WORK TO COMPLETE -
What follows is a listing; restate every line of it word for word.

EXCERPTED RECORDS -
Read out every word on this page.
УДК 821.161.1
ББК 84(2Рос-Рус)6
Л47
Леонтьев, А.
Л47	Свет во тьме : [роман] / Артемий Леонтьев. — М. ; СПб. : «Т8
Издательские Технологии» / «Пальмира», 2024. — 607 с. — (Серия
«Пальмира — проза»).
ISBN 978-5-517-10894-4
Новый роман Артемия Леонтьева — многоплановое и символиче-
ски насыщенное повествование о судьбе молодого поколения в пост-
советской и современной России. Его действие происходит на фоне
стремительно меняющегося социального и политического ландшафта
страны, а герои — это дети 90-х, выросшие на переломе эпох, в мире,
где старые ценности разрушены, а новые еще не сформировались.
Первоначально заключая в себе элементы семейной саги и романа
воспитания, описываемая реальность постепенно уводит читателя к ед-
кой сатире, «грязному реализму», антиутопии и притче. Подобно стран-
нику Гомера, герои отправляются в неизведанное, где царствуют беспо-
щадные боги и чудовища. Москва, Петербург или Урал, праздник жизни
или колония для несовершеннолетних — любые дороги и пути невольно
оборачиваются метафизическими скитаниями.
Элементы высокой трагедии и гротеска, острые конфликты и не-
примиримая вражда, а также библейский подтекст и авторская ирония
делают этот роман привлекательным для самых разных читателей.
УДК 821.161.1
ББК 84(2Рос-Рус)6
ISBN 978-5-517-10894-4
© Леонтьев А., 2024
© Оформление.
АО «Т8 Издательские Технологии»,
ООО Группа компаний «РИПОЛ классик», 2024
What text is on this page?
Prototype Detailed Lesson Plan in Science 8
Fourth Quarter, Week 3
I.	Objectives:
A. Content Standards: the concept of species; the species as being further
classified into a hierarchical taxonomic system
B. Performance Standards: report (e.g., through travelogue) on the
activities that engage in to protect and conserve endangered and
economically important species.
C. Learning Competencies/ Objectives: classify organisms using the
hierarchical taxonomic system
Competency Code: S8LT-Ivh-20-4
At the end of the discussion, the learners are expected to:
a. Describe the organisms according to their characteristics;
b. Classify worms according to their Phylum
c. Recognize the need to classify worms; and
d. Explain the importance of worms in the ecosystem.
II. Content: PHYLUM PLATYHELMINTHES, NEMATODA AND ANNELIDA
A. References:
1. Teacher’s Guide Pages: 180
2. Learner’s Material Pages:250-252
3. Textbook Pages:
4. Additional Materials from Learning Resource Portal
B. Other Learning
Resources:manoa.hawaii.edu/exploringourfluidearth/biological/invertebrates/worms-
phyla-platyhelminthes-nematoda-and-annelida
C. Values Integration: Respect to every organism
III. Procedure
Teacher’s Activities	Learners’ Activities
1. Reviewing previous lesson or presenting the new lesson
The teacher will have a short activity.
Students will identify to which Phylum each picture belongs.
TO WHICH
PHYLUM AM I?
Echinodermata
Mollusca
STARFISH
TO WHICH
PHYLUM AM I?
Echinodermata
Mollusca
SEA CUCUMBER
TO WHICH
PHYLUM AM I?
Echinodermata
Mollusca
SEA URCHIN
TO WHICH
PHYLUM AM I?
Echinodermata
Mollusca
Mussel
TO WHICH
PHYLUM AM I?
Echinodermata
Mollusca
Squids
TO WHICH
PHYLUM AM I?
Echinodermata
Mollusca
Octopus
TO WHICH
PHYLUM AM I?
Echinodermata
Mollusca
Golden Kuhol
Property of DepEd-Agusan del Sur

ANSWER TO THE PROBLEM -
Read out every word on this page.
УДК 821.161.1
ББК 84(2Рос-Рус)6
Л47
Леонтьев, А.
Л47	Свет во тьме : [роман] / Артемий Леонтьев. — М. ; СПб. : «Т8
Издательские Технологии» / «Пальмира», 2024. — 607 с. — (Серия
«Пальмира — проза»).
ISBN 978-5-517-10894-4
Новый роман Артемия Леонтьева — многоплановое и символиче-
ски насыщенное повествование о судьбе молодого поколения в пост-
советской и современной России. Его действие происходит на фоне
стремительно меняющегося социального и политического ландшафта
страны, а герои — это дети 90-х, выросшие на переломе эпох, в мире,
где старые ценности разрушены, а новые еще не сформировались.
Первоначально заключая в себе элементы семейной саги и романа
воспитания, описываемая реальность постепенно уводит читателя к ед-
кой сатире, «грязному реализму», антиутопии и притче. Подобно стран-
нику Гомера, герои отправляются в неизведанное, где царствуют беспо-
щадные боги и чудовища. Москва, Петербург или Урал, праздник жизни
или колония для несовершеннолетних — любые дороги и пути невольно
оборачиваются метафизическими скитаниями.
Элементы высокой трагедии и гротеска, острые конфликты и не-
примиримая вражда, а также библейский подтекст и авторская ирония
делают этот роман привлекательным для самых разных читателей.
УДК 821.161.1
ББК 84(2Рос-Рус)6
ISBN 978-5-517-10894-4
© Леонтьев А., 2024
© Оформление.
АО «Т8 Издательские Технологии»,
ООО Группа компаний «РИПОЛ классик», 2024
What text is on this page?
Prototype Detailed Lesson Plan in Science 8
Fourth Quarter, Week 3
I.	Objectives:
A. Content Standards: the concept of species; the species as being further
classified into a hierarchical taxonomic system
B. Performance Standards: report (e.g., through travelogue) on the
activities that engage in to protect and conserve endangered and
economically important species.
C. Learning Competencies/ Objectives: classify organisms using the
hierarchical taxonomic system
Competency Code: S8LT-Ivh-20-4
At the end of the discussion, the learners are expected to:
a. Describe the organisms according to their characteristics;
b. Classify worms according to their Phylum
c. Recognize the need to classify worms; and
d. Explain the importance of worms in the ecosystem.
II. Content: PHYLUM PLATYHELMINTHES, NEMATODA AND ANNELIDA
A. References:
1. Teacher’s Guide Pages: 180
2. Learner’s Material Pages:250-252
3. Textbook Pages:
4. Additional Materials from Learning Resource Portal
B. Other Learning
Resources:manoa.hawaii.edu/exploringourfluidearth/biological/invertebrates/worms-
phyla-platyhelminthes-nematoda-and-annelida
C. Values Integration: Respect to every organism
III. Procedure
Teacher’s Activities	Learners’ Activities
1. Reviewing previous lesson or presenting the new lesson
The teacher will have a short activity.
Students will identify to which Phylum each picture belongs.
TO WHICH
PHYLUM AM I?
Echinodermata
Mollusca
STARFISH
TO WHICH
PHYLUM AM I?
Echinodermata
Mollusca
SEA CUCUMBER
TO WHICH
PHYLUM AM I?
Echinodermata
Mollusca
SEA URCHIN
TO WHICH
PHYLUM AM I?
Echinodermata
Mollusca
Mussel
TO WHICH
PHYLUM AM I?
Echinodermata
Mollusca
Squids
TO WHICH
PHYLUM AM I?
Echinodermata
Mollusca
Octopus
TO WHICH
PHYLUM AM I?
Echinodermata
Mollusca
Golden Kuhol
Property of DepEd-Agusan del Sur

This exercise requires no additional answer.